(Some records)
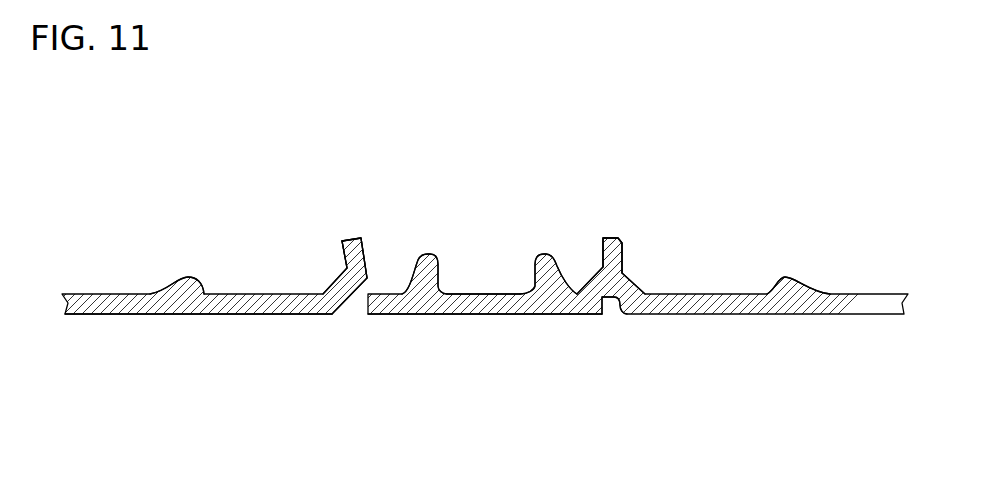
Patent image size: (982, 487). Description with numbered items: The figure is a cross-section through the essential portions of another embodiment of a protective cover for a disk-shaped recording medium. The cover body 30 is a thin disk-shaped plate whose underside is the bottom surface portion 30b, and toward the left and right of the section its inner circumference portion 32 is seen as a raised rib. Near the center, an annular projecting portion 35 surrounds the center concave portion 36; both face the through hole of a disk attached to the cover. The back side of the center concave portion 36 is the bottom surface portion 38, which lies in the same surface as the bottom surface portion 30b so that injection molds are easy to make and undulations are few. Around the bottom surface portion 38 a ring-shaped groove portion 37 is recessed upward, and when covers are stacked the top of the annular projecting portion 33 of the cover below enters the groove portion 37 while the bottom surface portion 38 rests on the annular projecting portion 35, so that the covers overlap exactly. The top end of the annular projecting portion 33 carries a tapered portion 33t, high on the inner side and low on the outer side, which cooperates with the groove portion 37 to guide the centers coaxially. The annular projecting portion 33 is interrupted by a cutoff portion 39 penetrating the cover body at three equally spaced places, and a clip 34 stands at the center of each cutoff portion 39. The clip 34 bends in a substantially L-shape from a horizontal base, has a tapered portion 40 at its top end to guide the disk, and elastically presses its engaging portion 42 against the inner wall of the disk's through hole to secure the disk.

The cover body 30 is at (172, 312).
The bottom surface portion of the cover body 30b is at (250, 314).
The inner circumference portion 32 is at (191, 277).
The annular projecting portion 33 is at (622, 250).
The tapered portion 33t is at (620, 238).
The clip 34 is at (358, 240).
The annular projecting portion 35 is at (430, 253).
The center concave portion 36 is at (500, 294).
The groove portion 37 is at (622, 315).
The bottom surface portion 38 is at (467, 314).
The cutoff portion 39 is at (358, 310).
The tapered portion 40 is at (343, 240).
The engaging portion 42 is at (340, 262).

(Task to complete) Copy the rows above word for word, but leave out the pictures.

(Answer below)
Patent image size: (982, 487). Description with numbered items: The figure is a cross-section through the essential portions of another embodiment of a protective cover for a disk-shaped recording medium. The cover body 30 is a thin disk-shaped plate whose underside is the bottom surface portion 30b, and toward the left and right of the section its inner circumference portion 32 is seen as a raised rib. Near the center, an annular projecting portion 35 surrounds the center concave portion 36; both face the through hole of a disk attached to the cover. The back side of the center concave portion 36 is the bottom surface portion 38, which lies in the same surface as the bottom surface portion 30b so that injection molds are easy to make and undulations are few. Around the bottom surface portion 38 a ring-shaped groove portion 37 is recessed upward, and when covers are stacked the top of the annular projecting portion 33 of the cover below enters the groove portion 37 while the bottom surface portion 38 rests on the annular projecting portion 35, so that the covers overlap exactly. The top end of the annular projecting portion 33 carries a tapered portion 33t, high on the inner side and low on the outer side, which cooperates with the groove portion 37 to guide the centers coaxially. The annular projecting portion 33 is interrupted by a cutoff portion 39 penetrating the cover body at three equally spaced places, and a clip 34 stands at the center of each cutoff portion 39. The clip 34 bends in a substantially L-shape from a horizontal base, has a tapered portion 40 at its top end to guide the disk, and elastically presses its engaging portion 42 against the inner wall of the disk's through hole to secure the disk.

The cover body 30 is at (172, 312).
The bottom surface portion of the cover body 30b is at (250, 314).
The inner circumference portion 32 is at (191, 277).
The annular projecting portion 33 is at (622, 250).
The tapered portion 33t is at (620, 238).
The clip 34 is at (358, 240).
The annular projecting portion 35 is at (430, 253).
The center concave portion 36 is at (500, 294).
The groove portion 37 is at (622, 315).
The bottom surface portion 38 is at (467, 314).
The cutoff portion 39 is at (358, 310).
The tapered portion 40 is at (343, 240).
The engaging portion 42 is at (340, 262).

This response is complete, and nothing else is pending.